What you have to do:
Make an exact copy of the records, dropping all pictures.

[Source data]
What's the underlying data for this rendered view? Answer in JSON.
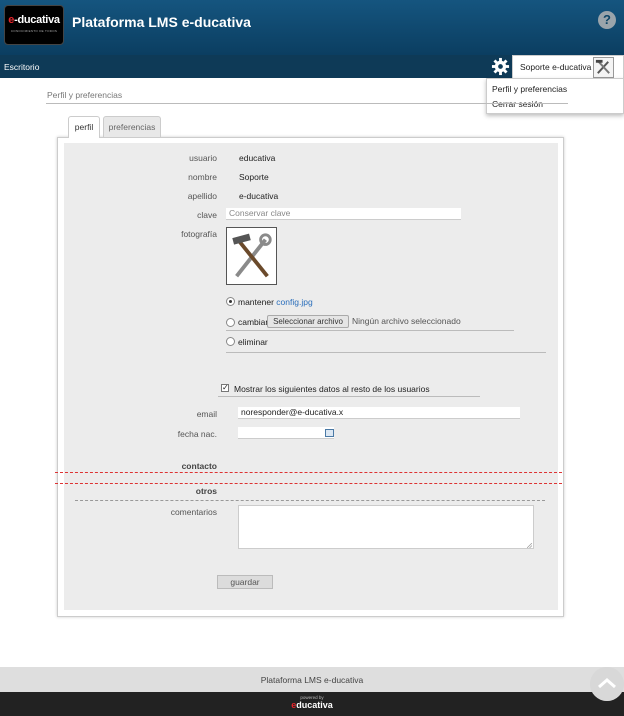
{
  "header": {
    "logo_brand": "e-ducativa",
    "logo_tagline": "CONOCIMIENTO DE TODOS",
    "title": "Plataforma LMS e-ducativa",
    "help_label": "?"
  },
  "navbar": {
    "desk_label": "Escritorio",
    "user_name": "Soporte e-ducativa"
  },
  "user_menu": {
    "items": [
      {
        "label": "Perfil y preferencias"
      },
      {
        "label": "Cerrar sesión"
      }
    ]
  },
  "breadcrumb": "Perfil y preferencias",
  "tabs": [
    {
      "label": "perfil",
      "active": true
    },
    {
      "label": "preferencias",
      "active": false
    }
  ],
  "form": {
    "usuario_label": "usuario",
    "usuario_value": "educativa",
    "nombre_label": "nombre",
    "nombre_value": "Soporte",
    "apellido_label": "apellido",
    "apellido_value": "e-ducativa",
    "clave_label": "clave",
    "clave_placeholder": "Conservar clave",
    "foto_label": "fotografía",
    "foto_options": {
      "keep_label": "mantener",
      "keep_file": "config.jpg",
      "change_label": "cambiar",
      "file_button": "Seleccionar archivo",
      "no_file": "Ningún archivo seleccionado",
      "delete_label": "eliminar",
      "selected": "mantener"
    },
    "show_data_label": "Mostrar los siguientes datos al resto de los usuarios",
    "show_data_checked": true,
    "email_label": "email",
    "email_value": "noresponder@e-ducativa.x",
    "fecha_label": "fecha nac.",
    "fecha_value": "",
    "contacto_label": "contacto",
    "otros_label": "otros",
    "comentarios_label": "comentarios",
    "comentarios_value": "",
    "save_label": "guardar"
  },
  "footer": {
    "text": "Plataforma LMS e-ducativa",
    "powered_sub": "powered by",
    "powered_brand": "educativa"
  },
  "colors": {
    "header_bg": "#0b3e61",
    "navbar_bg": "#0e3a57",
    "accent_red": "#e5242a",
    "link": "#2a6ebb",
    "panel_bg": "#ececec"
  }
}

Final answer:
What's the underlying data for this rendered view? Answer in JSON.
{
  "header": {
    "logo_brand": "e-ducativa",
    "logo_tagline": "CONOCIMIENTO DE TODOS",
    "title": "Plataforma LMS e-ducativa",
    "help_label": "?"
  },
  "navbar": {
    "desk_label": "Escritorio",
    "user_name": "Soporte e-ducativa"
  },
  "user_menu": {
    "items": [
      {
        "label": "Perfil y preferencias"
      },
      {
        "label": "Cerrar sesión"
      }
    ]
  },
  "breadcrumb": "Perfil y preferencias",
  "tabs": [
    {
      "label": "perfil",
      "active": true
    },
    {
      "label": "preferencias",
      "active": false
    }
  ],
  "form": {
    "usuario_label": "usuario",
    "usuario_value": "educativa",
    "nombre_label": "nombre",
    "nombre_value": "Soporte",
    "apellido_label": "apellido",
    "apellido_value": "e-ducativa",
    "clave_label": "clave",
    "clave_placeholder": "Conservar clave",
    "foto_label": "fotografía",
    "foto_options": {
      "keep_label": "mantener",
      "keep_file": "config.jpg",
      "change_label": "cambiar",
      "file_button": "Seleccionar archivo",
      "no_file": "Ningún archivo seleccionado",
      "delete_label": "eliminar",
      "selected": "mantener"
    },
    "show_data_label": "Mostrar los siguientes datos al resto de los usuarios",
    "show_data_checked": true,
    "email_label": "email",
    "email_value": "noresponder@e-ducativa.x",
    "fecha_label": "fecha nac.",
    "fecha_value": "",
    "contacto_label": "contacto",
    "otros_label": "otros",
    "comentarios_label": "comentarios",
    "comentarios_value": "",
    "save_label": "guardar"
  },
  "footer": {
    "text": "Plataforma LMS e-ducativa",
    "powered_sub": "powered by",
    "powered_brand": "educativa"
  },
  "colors": {
    "header_bg": "#0b3e61",
    "navbar_bg": "#0e3a57",
    "accent_red": "#e5242a",
    "link": "#2a6ebb",
    "panel_bg": "#ececec"
  }
}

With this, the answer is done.